pecados, antes de curarlo de su enfermedad (2,1-12). Al hombre del brazo atrofiado lo coloca en medio de la sinagoga en
claro gesto de desafío a los fariseos presentes que lo asedian para ver si lo
cura en sábado y tener de qué acusarlo; a continuación les pregunta: "¿Qué
está permitido en sábado, hacer bien o hacer daño, salvar una vida o
matar?" Ante su silencio, Jesús "echándoles en torno una mirada de
ira y apenado de su obcecación", cura al hombre, pero sus enemigos
maquinan acabar con él (3,1-7a). A los demonios
y al viento-mar -imagen de la
ideología de la sinagoga de la que están imbuidos sus discípulos-
Jesús los increpa y los expulsa liberando a los pacientes de la opresión-ideología
de Satanás (1,21b-28; 5,1-20; 7,24-30; 9,14-29). A la hija
de Jairo la devuelve a la vida y a sus padres, y les manda que no se lo
digan a nadie y que le den de comer (5,21-24a.35-6,1ª); a la multitud
le da dos veces de comer, -una en territorio judío; otra en territorio
pagano- en un gesto que hace visible el amor universal de Dios (6,33-45; 8,1-8).
En
cada momento y con cada paciente Jesús adopta la actitud adecuada para entrar
en contacto con él y sacarlo de su particular tipo de marginación. Maravilloso
pedagogo.

• _DATOS PROPORCIONADOS_
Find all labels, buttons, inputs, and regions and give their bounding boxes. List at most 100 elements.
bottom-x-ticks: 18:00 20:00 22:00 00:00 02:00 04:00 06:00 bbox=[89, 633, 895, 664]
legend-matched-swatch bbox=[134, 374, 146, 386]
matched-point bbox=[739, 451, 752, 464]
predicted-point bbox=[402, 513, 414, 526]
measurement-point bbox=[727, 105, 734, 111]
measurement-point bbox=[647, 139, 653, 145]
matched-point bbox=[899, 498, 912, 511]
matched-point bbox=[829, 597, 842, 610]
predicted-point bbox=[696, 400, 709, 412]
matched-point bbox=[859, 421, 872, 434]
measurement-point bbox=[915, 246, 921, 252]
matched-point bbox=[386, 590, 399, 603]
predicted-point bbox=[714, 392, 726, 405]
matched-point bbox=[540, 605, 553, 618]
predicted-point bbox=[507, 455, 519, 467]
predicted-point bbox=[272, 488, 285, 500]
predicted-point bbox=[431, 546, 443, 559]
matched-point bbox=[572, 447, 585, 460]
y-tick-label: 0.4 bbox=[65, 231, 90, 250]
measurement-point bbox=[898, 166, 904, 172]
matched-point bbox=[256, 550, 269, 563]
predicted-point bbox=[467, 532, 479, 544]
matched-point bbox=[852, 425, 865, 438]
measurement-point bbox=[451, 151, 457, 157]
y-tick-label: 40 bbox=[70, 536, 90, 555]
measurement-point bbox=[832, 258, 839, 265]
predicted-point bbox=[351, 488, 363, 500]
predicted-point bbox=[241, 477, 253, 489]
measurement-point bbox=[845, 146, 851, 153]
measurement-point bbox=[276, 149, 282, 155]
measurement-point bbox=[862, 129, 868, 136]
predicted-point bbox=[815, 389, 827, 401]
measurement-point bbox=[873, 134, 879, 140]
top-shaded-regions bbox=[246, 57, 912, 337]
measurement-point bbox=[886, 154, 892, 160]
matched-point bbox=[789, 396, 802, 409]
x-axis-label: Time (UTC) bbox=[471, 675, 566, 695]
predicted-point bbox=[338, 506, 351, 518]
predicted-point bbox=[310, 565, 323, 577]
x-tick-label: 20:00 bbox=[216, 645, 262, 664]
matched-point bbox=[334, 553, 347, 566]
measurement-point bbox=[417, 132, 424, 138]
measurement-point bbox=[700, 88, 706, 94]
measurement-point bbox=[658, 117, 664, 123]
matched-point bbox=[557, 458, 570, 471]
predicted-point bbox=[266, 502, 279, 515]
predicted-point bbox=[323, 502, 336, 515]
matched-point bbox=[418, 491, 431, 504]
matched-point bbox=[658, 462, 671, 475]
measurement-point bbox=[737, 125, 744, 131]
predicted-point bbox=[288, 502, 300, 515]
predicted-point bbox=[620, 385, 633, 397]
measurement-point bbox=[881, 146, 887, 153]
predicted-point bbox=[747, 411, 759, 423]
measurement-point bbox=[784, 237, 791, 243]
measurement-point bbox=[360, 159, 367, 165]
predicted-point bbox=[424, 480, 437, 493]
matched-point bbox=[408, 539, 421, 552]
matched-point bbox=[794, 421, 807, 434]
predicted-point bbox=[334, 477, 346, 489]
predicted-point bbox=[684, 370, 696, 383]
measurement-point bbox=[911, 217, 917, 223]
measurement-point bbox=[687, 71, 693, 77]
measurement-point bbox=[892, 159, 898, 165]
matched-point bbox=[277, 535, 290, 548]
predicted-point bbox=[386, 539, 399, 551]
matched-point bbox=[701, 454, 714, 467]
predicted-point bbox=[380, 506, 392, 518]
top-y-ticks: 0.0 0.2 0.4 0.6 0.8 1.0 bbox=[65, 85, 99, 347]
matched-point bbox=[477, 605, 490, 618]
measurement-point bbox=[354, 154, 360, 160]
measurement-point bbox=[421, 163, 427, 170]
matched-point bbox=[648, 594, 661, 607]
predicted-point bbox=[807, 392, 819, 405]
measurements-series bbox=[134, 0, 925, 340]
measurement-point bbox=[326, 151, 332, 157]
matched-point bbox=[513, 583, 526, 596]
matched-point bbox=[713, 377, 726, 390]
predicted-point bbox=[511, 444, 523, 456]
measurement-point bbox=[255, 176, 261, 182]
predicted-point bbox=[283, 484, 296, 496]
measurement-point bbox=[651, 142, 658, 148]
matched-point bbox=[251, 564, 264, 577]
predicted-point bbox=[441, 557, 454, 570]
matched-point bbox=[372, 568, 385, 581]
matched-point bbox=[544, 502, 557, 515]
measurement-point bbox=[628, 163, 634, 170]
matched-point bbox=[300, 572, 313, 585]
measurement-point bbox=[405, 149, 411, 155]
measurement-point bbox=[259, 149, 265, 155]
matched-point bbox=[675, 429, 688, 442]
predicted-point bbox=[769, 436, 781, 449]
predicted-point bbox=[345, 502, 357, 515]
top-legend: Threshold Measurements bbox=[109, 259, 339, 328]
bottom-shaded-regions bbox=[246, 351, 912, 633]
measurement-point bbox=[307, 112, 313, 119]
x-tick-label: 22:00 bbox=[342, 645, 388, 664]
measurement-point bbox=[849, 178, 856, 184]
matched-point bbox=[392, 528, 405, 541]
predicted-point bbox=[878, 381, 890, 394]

• _EN QUÉ CONSISTE_
Reproduce al pie de la letra el texto completo sobre cómo actúa Jesús con cada paciente. Las entradas no intervienen para nada en este ejercicio.

• _RESULTADO DEL EJERCICIO_
pecados, antes de curarlo de su enfermedad (2,1-12). Al hombre del brazo atrofiado lo coloca en medio de la sinagoga en
claro gesto de desafío a los fariseos presentes que lo asedian para ver si lo
cura en sábado y tener de qué acusarlo; a continuación les pregunta: "¿Qué
está permitido en sábado, hacer bien o hacer daño, salvar una vida o
matar?" Ante su silencio, Jesús "echándoles en torno una mirada de
ira y apenado de su obcecación", cura al hombre, pero sus enemigos
maquinan acabar con él (3,1-7a). A los demonios
y al viento-mar -imagen de la
ideología de la sinagoga de la que están imbuidos sus discípulos-
Jesús los increpa y los expulsa liberando a los pacientes de la opresión-ideología
de Satanás (1,21b-28; 5,1-20; 7,24-30; 9,14-29). A la hija
de Jairo la devuelve a la vida y a sus padres, y les manda que no se lo
digan a nadie y que le den de comer (5,21-24a.35-6,1ª); a la multitud
le da dos veces de comer, -una en territorio judío; otra en territorio
pagano- en un gesto que hace visible el amor universal de Dios (6,33-45; 8,1-8).
En
cada momento y con cada paciente Jesús adopta la actitud adecuada para entrar
en contacto con él y sacarlo de su particular tipo de marginación. Maravilloso
pedagogo.